■ TASK BRIEF ■
Work out the number of lines containing "norf". Answer with nothing but that number.

----------------

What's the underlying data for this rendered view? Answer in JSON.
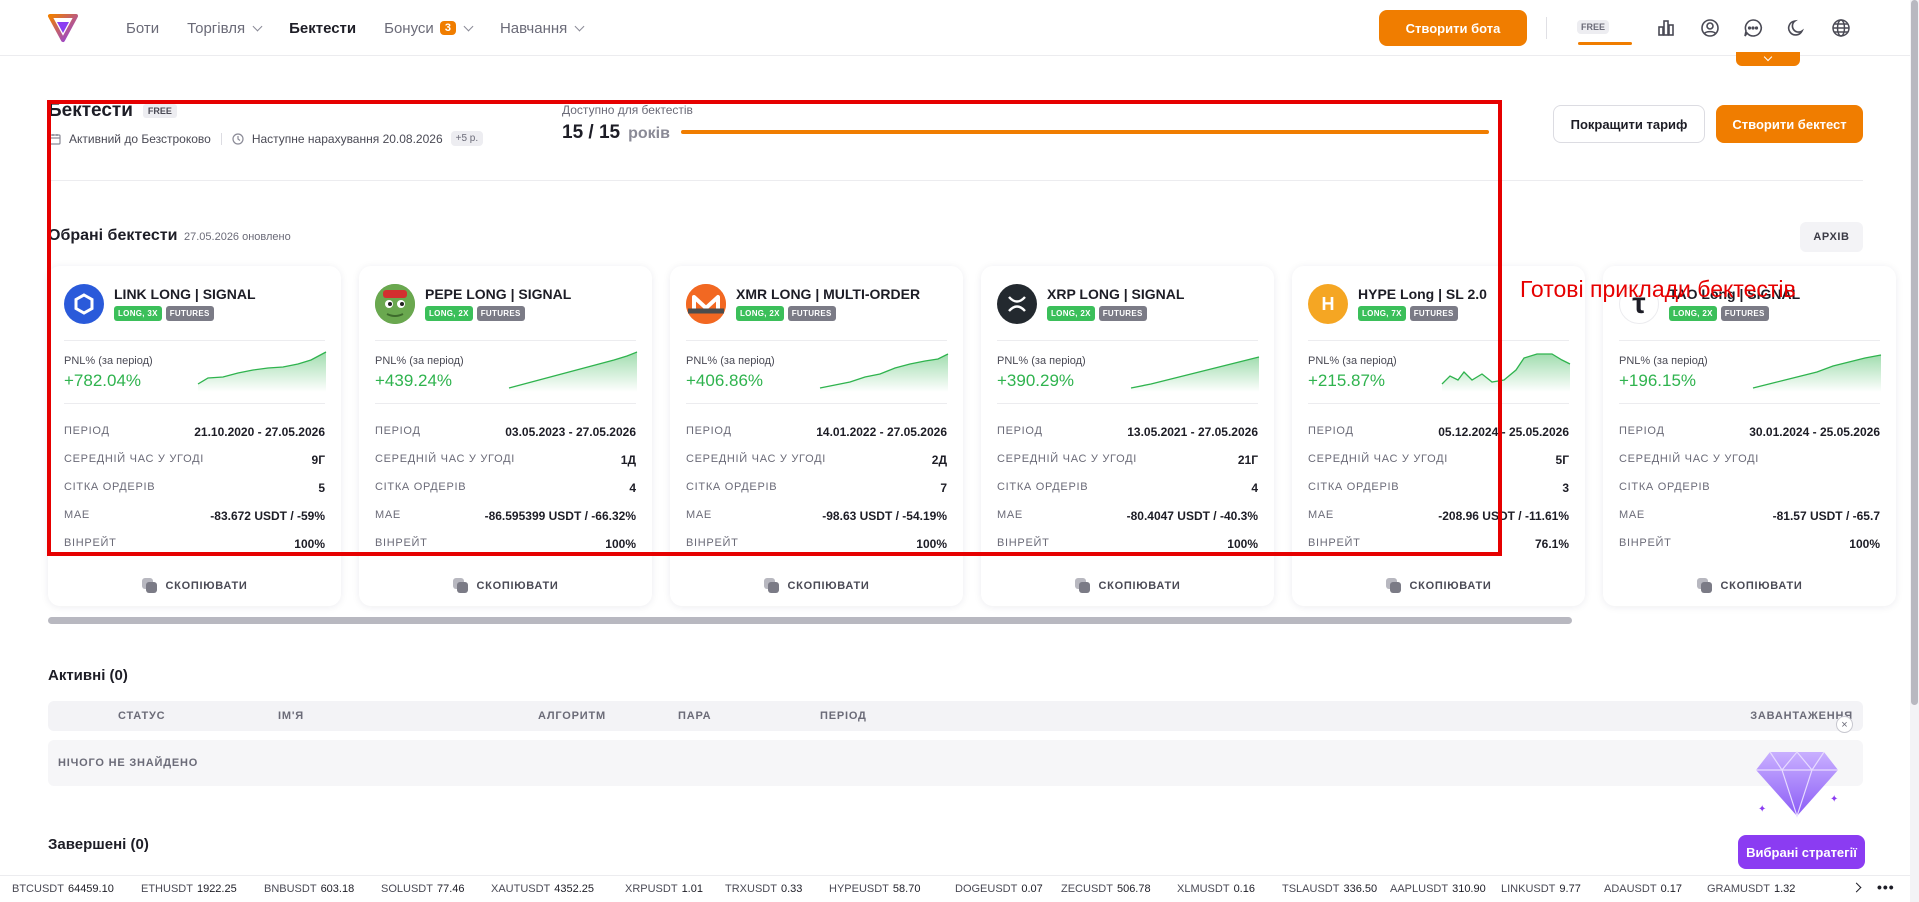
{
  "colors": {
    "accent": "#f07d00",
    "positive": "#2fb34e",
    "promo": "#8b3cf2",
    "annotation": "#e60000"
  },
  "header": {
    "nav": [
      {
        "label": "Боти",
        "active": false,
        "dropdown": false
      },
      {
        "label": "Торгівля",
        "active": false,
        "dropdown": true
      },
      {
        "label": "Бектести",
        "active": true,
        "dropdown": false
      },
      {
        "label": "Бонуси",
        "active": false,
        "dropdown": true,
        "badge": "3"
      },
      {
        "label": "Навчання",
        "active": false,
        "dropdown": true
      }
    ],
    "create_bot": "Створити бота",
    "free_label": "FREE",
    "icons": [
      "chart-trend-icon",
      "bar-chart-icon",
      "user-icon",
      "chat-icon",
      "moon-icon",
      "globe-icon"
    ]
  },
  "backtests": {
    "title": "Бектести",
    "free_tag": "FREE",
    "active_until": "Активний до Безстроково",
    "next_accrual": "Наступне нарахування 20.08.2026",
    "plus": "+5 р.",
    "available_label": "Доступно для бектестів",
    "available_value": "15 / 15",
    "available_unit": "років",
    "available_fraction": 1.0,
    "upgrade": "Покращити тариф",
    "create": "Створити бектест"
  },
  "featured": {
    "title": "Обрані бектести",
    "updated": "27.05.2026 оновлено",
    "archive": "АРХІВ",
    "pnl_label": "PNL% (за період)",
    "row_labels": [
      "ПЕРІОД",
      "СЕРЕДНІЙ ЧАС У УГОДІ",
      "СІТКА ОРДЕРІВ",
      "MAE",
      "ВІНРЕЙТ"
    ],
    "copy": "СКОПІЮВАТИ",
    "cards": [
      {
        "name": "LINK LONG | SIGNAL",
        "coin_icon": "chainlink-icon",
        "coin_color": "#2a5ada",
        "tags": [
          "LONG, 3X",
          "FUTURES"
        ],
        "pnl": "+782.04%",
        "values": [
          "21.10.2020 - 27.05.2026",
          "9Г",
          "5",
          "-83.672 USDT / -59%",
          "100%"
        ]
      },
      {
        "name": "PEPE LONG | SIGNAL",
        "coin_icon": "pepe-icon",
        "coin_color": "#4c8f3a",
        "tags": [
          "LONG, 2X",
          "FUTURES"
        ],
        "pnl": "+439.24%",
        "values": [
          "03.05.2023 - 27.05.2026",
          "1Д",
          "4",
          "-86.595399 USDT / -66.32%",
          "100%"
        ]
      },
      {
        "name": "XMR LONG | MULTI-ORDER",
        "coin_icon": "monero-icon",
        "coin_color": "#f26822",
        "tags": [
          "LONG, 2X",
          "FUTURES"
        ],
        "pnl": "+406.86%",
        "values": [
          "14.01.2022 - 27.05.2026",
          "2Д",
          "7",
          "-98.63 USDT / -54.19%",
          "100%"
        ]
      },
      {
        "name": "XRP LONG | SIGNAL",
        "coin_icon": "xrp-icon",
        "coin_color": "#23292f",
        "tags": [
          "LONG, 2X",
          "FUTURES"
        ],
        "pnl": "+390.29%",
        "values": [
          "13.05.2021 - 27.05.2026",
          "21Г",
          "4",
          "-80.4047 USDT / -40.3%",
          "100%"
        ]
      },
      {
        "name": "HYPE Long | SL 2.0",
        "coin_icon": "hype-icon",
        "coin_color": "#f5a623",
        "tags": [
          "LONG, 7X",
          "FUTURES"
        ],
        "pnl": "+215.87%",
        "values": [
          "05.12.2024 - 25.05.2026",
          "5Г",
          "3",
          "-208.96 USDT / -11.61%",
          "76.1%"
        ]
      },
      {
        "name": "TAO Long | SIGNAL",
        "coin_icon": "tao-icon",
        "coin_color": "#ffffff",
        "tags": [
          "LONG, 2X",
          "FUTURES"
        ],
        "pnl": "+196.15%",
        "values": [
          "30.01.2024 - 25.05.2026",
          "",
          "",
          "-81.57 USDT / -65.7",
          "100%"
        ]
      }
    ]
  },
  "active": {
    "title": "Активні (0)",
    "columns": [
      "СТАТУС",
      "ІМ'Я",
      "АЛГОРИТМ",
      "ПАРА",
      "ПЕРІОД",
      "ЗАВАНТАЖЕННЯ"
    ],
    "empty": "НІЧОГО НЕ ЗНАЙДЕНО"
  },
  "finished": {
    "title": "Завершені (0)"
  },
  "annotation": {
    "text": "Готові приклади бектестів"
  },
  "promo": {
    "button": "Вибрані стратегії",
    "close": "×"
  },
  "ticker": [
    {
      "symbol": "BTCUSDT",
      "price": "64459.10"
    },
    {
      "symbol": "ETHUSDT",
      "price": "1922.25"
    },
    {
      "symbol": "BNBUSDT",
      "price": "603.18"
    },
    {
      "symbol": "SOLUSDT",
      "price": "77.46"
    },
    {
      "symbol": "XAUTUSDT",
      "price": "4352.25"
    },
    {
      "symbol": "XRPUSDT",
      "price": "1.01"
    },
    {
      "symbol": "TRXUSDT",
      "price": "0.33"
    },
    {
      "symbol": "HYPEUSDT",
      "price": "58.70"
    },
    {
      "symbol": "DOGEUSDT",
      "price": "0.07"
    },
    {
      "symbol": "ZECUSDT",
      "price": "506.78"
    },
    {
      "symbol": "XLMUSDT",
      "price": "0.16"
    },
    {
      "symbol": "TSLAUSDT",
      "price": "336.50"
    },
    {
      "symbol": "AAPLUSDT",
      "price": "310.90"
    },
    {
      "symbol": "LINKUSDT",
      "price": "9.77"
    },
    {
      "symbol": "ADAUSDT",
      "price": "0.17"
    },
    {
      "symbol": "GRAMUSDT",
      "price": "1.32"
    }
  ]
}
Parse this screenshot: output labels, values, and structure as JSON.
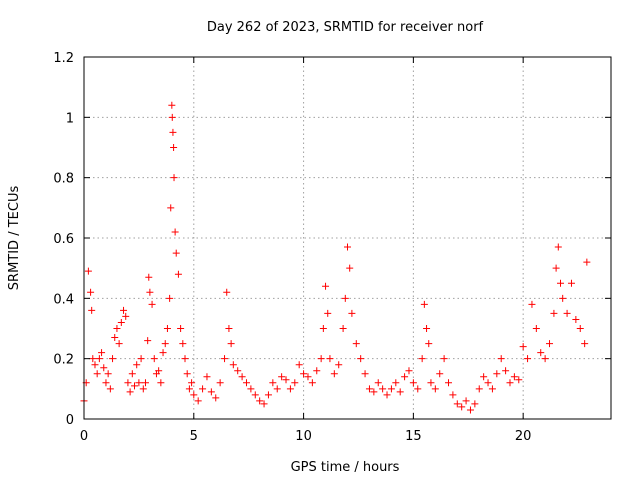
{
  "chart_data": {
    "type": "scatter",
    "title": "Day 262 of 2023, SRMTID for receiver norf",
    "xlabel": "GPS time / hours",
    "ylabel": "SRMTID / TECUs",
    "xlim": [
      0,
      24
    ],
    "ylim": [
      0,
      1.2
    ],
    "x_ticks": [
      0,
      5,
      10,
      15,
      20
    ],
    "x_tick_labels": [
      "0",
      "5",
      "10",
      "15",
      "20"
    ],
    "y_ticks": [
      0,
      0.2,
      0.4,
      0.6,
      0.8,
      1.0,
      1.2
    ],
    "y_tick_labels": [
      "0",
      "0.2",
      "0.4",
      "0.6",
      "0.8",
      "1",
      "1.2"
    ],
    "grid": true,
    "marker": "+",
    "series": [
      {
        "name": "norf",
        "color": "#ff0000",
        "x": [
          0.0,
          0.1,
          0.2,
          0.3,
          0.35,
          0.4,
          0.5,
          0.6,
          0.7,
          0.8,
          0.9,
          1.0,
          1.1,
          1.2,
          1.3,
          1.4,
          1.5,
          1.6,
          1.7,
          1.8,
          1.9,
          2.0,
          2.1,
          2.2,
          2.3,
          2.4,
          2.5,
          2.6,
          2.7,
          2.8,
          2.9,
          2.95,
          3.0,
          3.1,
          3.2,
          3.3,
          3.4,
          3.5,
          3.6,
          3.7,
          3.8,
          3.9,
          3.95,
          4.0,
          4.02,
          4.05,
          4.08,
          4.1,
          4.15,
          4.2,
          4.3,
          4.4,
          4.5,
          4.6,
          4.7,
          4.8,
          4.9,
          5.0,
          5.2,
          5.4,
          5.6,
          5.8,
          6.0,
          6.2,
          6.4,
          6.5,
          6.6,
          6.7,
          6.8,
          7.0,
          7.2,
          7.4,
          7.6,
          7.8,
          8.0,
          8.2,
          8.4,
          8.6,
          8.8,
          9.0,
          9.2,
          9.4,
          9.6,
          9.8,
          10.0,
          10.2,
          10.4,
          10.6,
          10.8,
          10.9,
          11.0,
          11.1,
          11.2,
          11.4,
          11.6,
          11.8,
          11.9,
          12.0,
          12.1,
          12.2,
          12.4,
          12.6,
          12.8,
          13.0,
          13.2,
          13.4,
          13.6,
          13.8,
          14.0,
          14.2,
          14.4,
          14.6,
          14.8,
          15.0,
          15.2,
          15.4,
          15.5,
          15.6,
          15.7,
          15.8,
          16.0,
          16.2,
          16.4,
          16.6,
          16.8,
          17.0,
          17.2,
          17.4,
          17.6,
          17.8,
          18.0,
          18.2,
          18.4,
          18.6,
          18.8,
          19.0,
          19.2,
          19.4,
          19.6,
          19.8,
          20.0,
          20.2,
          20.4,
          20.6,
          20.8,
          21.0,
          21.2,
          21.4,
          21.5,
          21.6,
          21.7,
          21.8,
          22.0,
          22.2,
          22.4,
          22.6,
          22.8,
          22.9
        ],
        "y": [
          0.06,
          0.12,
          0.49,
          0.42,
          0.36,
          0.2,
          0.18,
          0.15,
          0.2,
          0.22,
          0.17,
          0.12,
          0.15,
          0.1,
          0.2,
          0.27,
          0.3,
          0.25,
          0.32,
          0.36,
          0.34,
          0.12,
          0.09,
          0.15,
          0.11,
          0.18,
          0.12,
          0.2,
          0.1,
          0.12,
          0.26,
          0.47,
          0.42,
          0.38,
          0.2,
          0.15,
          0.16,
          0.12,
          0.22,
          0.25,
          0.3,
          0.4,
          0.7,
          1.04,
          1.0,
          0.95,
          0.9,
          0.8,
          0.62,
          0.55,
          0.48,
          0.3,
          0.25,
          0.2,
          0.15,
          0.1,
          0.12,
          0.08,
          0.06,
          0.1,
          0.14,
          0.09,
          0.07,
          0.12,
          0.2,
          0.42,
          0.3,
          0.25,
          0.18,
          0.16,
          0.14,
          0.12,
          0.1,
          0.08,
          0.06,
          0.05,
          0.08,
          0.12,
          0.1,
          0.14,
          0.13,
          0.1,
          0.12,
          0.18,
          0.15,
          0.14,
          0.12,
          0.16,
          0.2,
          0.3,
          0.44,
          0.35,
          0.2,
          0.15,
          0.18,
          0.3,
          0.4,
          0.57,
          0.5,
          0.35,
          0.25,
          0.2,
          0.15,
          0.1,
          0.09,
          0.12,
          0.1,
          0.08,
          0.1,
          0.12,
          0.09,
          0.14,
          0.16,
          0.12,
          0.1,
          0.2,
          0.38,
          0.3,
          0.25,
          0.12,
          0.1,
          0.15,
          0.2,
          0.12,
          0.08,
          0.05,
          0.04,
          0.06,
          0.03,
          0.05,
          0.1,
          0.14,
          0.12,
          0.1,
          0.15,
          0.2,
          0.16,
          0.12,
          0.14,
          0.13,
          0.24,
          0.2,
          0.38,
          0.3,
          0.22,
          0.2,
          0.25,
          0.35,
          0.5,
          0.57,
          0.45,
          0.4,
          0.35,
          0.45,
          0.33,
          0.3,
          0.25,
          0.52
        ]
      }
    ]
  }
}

----------------

■ WRITTEN ANSWER ■
2